Figure record listings:
===
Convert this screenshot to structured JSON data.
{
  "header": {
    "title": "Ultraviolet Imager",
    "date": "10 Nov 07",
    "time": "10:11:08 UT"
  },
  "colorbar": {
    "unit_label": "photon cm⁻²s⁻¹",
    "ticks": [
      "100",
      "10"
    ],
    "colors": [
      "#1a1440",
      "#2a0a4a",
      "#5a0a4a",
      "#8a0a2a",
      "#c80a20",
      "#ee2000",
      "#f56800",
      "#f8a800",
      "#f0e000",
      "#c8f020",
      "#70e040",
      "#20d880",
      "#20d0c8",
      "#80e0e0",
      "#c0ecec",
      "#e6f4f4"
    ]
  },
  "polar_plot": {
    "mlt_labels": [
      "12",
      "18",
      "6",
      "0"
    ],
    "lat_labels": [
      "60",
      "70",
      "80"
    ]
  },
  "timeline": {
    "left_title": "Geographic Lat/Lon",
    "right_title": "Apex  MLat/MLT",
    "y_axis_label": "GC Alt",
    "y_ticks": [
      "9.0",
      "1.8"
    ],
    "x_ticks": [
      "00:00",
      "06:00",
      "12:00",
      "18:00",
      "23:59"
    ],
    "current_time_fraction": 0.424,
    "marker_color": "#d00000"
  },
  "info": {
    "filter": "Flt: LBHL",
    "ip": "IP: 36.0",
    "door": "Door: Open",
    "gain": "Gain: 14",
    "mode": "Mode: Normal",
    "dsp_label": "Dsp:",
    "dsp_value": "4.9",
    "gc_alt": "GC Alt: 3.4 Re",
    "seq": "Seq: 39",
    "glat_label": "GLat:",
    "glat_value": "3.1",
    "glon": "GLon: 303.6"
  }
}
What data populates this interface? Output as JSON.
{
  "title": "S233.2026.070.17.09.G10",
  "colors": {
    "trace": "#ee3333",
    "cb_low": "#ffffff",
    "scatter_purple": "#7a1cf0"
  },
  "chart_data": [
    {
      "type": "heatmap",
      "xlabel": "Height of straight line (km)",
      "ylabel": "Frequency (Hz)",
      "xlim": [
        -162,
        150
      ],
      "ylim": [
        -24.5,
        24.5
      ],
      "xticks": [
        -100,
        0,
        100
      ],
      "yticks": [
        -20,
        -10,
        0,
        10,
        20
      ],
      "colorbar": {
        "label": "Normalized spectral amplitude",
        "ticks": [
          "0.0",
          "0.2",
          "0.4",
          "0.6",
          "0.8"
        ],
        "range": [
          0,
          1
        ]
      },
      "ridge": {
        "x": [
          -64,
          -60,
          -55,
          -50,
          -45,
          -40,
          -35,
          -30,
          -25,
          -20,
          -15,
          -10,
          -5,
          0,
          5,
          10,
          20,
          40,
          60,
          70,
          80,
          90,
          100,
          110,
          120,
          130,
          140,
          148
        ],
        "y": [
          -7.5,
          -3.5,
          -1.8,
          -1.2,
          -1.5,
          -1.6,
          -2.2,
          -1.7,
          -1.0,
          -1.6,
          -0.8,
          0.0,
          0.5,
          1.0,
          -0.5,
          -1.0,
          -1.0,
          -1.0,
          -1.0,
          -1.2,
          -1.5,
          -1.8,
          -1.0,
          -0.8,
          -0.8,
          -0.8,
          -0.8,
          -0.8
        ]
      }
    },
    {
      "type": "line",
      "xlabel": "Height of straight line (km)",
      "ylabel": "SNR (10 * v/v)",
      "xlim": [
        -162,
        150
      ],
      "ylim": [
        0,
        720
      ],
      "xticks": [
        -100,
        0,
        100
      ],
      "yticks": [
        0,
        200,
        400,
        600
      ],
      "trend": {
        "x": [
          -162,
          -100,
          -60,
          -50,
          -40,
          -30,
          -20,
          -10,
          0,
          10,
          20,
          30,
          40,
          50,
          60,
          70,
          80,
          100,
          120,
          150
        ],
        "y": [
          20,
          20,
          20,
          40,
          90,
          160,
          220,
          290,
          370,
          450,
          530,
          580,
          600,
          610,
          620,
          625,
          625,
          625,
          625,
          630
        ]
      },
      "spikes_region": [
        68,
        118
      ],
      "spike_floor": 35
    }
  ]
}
===
Problem: Write out the records shown above, exactly as they appear.

Response below:
Convert this screenshot to structured JSON data.
{
  "header": {
    "title": "Ultraviolet Imager",
    "date": "10 Nov 07",
    "time": "10:11:08 UT"
  },
  "colorbar": {
    "unit_label": "photon cm⁻²s⁻¹",
    "ticks": [
      "100",
      "10"
    ],
    "colors": [
      "#1a1440",
      "#2a0a4a",
      "#5a0a4a",
      "#8a0a2a",
      "#c80a20",
      "#ee2000",
      "#f56800",
      "#f8a800",
      "#f0e000",
      "#c8f020",
      "#70e040",
      "#20d880",
      "#20d0c8",
      "#80e0e0",
      "#c0ecec",
      "#e6f4f4"
    ]
  },
  "polar_plot": {
    "mlt_labels": [
      "12",
      "18",
      "6",
      "0"
    ],
    "lat_labels": [
      "60",
      "70",
      "80"
    ]
  },
  "timeline": {
    "left_title": "Geographic Lat/Lon",
    "right_title": "Apex  MLat/MLT",
    "y_axis_label": "GC Alt",
    "y_ticks": [
      "9.0",
      "1.8"
    ],
    "x_ticks": [
      "00:00",
      "06:00",
      "12:00",
      "18:00",
      "23:59"
    ],
    "current_time_fraction": 0.424,
    "marker_color": "#d00000"
  },
  "info": {
    "filter": "Flt: LBHL",
    "ip": "IP: 36.0",
    "door": "Door: Open",
    "gain": "Gain: 14",
    "mode": "Mode: Normal",
    "dsp_label": "Dsp:",
    "dsp_value": "4.9",
    "gc_alt": "GC Alt: 3.4 Re",
    "seq": "Seq: 39",
    "glat_label": "GLat:",
    "glat_value": "3.1",
    "glon": "GLon: 303.6"
  }
}
What data populates this interface? Output as JSON.
{
  "title": "S233.2026.070.17.09.G10",
  "colors": {
    "trace": "#ee3333",
    "cb_low": "#ffffff",
    "scatter_purple": "#7a1cf0"
  },
  "chart_data": [
    {
      "type": "heatmap",
      "xlabel": "Height of straight line (km)",
      "ylabel": "Frequency (Hz)",
      "xlim": [
        -162,
        150
      ],
      "ylim": [
        -24.5,
        24.5
      ],
      "xticks": [
        -100,
        0,
        100
      ],
      "yticks": [
        -20,
        -10,
        0,
        10,
        20
      ],
      "colorbar": {
        "label": "Normalized spectral amplitude",
        "ticks": [
          "0.0",
          "0.2",
          "0.4",
          "0.6",
          "0.8"
        ],
        "range": [
          0,
          1
        ]
      },
      "ridge": {
        "x": [
          -64,
          -60,
          -55,
          -50,
          -45,
          -40,
          -35,
          -30,
          -25,
          -20,
          -15,
          -10,
          -5,
          0,
          5,
          10,
          20,
          40,
          60,
          70,
          80,
          90,
          100,
          110,
          120,
          130,
          140,
          148
        ],
        "y": [
          -7.5,
          -3.5,
          -1.8,
          -1.2,
          -1.5,
          -1.6,
          -2.2,
          -1.7,
          -1.0,
          -1.6,
          -0.8,
          0.0,
          0.5,
          1.0,
          -0.5,
          -1.0,
          -1.0,
          -1.0,
          -1.0,
          -1.2,
          -1.5,
          -1.8,
          -1.0,
          -0.8,
          -0.8,
          -0.8,
          -0.8,
          -0.8
        ]
      }
    },
    {
      "type": "line",
      "xlabel": "Height of straight line (km)",
      "ylabel": "SNR (10 * v/v)",
      "xlim": [
        -162,
        150
      ],
      "ylim": [
        0,
        720
      ],
      "xticks": [
        -100,
        0,
        100
      ],
      "yticks": [
        0,
        200,
        400,
        600
      ],
      "trend": {
        "x": [
          -162,
          -100,
          -60,
          -50,
          -40,
          -30,
          -20,
          -10,
          0,
          10,
          20,
          30,
          40,
          50,
          60,
          70,
          80,
          100,
          120,
          150
        ],
        "y": [
          20,
          20,
          20,
          40,
          90,
          160,
          220,
          290,
          370,
          450,
          530,
          580,
          600,
          610,
          620,
          625,
          625,
          625,
          625,
          630
        ]
      },
      "spikes_region": [
        68,
        118
      ],
      "spike_floor": 35
    }
  ]
}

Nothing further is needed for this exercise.